### What you are asked to do
Return all of the data exactly, with nothing left out but the pictures.

### Provided information
········

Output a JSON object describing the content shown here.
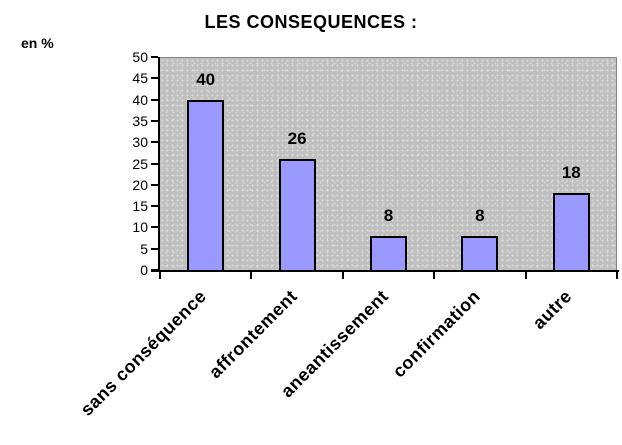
{
  "chart_data": {
    "type": "bar",
    "title": "LES CONSEQUENCES :",
    "categories": [
      "sans conséquence",
      "affrontement",
      "aneantissement",
      "confirmation",
      "autre"
    ],
    "values": [
      40,
      26,
      8,
      8,
      18
    ],
    "data_labels": [
      "40",
      "26",
      "8",
      "8",
      "18"
    ],
    "xlabel": "",
    "ylabel": "en %",
    "ylim": [
      0,
      50
    ],
    "ytick_step": 5,
    "grid": false,
    "legend": "none",
    "bar_color": "#9999ff",
    "bar_border_color": "#000000",
    "plot_bg_color": "#c0c0c0",
    "axis_color": "#000000"
  }
}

········

### Answer to the exercise
Output a JSON object describing the content shown here.
{
  "chart_data": {
    "type": "bar",
    "title": "LES CONSEQUENCES :",
    "categories": [
      "sans conséquence",
      "affrontement",
      "aneantissement",
      "confirmation",
      "autre"
    ],
    "values": [
      40,
      26,
      8,
      8,
      18
    ],
    "data_labels": [
      "40",
      "26",
      "8",
      "8",
      "18"
    ],
    "xlabel": "",
    "ylabel": "en %",
    "ylim": [
      0,
      50
    ],
    "ytick_step": 5,
    "grid": false,
    "legend": "none",
    "bar_color": "#9999ff",
    "bar_border_color": "#000000",
    "plot_bg_color": "#c0c0c0",
    "axis_color": "#000000"
  }
}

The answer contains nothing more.